Aim of the task: Every line below that contains "ylabel" is to be copied.
--- Start Records for processing ---
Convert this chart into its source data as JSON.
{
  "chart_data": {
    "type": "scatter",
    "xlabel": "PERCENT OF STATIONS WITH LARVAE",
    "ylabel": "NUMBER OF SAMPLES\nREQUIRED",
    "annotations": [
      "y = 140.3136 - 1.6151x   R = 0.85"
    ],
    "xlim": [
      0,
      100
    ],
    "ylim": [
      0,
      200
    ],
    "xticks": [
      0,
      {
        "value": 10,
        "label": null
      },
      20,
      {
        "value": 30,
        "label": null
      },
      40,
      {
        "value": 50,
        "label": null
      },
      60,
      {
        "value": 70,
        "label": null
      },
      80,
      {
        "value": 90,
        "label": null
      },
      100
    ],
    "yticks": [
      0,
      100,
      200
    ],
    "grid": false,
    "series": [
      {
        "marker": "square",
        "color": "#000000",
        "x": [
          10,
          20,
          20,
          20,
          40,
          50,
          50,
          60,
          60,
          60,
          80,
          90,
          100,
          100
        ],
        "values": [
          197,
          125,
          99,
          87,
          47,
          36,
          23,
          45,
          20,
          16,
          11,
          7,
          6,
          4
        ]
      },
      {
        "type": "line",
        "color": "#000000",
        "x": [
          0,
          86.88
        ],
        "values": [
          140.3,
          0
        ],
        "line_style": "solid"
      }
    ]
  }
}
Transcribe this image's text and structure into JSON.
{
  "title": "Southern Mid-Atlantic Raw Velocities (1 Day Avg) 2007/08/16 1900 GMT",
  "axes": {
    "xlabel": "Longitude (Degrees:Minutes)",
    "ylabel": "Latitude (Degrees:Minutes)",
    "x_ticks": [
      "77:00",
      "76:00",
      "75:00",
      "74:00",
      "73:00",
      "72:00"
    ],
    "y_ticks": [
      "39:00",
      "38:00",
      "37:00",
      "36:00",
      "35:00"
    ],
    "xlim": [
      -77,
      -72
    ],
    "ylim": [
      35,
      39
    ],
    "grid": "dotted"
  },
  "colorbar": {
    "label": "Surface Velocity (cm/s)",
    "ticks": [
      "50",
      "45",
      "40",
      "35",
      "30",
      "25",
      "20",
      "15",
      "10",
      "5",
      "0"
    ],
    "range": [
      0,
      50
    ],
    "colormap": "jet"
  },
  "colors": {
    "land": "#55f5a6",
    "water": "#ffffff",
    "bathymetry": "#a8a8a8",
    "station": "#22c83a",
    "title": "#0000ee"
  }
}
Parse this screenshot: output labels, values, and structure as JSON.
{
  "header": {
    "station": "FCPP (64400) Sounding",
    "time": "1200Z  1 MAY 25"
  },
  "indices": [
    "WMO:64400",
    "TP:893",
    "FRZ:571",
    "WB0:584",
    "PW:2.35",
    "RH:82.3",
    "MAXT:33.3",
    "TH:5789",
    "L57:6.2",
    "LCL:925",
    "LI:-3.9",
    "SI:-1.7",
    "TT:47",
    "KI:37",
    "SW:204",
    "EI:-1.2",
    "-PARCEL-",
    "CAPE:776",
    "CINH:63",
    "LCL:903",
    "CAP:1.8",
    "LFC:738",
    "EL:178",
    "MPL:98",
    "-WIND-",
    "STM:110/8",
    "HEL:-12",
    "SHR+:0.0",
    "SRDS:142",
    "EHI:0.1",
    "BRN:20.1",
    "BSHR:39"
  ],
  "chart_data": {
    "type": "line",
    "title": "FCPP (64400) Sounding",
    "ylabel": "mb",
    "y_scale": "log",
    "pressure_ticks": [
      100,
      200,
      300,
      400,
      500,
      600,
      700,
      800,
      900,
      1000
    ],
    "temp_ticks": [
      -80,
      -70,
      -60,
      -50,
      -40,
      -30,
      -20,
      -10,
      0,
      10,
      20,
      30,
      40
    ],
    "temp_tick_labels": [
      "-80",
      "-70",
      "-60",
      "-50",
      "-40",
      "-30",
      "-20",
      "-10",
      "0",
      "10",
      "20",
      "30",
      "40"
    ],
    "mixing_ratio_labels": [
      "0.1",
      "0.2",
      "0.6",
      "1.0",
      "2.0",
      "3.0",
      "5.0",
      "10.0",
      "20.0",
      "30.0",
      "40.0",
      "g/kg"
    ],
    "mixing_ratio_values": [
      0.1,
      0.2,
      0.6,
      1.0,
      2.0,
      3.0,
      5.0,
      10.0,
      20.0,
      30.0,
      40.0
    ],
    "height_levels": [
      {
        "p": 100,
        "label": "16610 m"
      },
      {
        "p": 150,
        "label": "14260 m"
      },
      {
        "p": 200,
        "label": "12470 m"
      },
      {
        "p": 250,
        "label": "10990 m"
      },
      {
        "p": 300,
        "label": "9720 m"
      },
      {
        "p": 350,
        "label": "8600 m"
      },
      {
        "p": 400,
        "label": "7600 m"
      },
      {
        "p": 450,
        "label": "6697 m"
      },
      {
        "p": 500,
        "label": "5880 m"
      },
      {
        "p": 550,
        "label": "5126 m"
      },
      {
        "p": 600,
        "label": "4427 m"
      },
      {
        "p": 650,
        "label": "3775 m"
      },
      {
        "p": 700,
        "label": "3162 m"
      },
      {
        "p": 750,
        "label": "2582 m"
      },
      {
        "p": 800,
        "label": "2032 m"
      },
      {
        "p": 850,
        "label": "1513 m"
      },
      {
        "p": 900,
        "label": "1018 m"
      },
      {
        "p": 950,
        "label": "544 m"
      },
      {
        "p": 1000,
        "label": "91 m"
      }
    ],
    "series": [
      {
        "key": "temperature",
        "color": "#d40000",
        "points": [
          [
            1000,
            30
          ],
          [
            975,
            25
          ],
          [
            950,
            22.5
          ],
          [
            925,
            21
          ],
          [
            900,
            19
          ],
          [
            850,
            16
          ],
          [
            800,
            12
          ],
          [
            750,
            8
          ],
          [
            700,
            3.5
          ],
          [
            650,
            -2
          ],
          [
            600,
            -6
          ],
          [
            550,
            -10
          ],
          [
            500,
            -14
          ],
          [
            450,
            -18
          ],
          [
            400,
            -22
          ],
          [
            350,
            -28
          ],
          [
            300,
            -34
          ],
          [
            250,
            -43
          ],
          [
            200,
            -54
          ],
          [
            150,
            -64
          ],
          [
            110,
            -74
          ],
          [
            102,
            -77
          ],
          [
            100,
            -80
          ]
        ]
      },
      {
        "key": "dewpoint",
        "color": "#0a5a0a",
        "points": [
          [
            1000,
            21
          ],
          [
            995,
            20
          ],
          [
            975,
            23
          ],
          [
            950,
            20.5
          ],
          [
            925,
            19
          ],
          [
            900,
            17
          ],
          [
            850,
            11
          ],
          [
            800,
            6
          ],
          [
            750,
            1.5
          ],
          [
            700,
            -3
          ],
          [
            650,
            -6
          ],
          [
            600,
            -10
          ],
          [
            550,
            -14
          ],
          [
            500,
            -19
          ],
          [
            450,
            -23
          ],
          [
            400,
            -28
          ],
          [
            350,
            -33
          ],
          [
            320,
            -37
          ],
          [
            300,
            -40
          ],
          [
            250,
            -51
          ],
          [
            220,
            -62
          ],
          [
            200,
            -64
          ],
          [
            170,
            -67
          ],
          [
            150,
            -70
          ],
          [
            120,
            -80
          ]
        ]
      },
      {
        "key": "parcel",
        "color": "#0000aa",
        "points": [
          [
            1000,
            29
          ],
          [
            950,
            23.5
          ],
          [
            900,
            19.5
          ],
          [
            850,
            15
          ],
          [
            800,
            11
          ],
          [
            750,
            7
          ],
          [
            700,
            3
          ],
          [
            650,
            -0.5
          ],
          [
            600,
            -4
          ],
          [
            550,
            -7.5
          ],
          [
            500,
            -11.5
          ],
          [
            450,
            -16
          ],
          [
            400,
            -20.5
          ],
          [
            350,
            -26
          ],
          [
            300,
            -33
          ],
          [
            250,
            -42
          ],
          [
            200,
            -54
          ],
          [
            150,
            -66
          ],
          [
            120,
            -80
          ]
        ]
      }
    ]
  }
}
--- End Records for processing ---
Task response:
    "ylabel": "NUMBER OF SAMPLES\nREQUIRED",
    "ylabel": "Latitude (Degrees:Minutes)",
    "ylabel": "mb",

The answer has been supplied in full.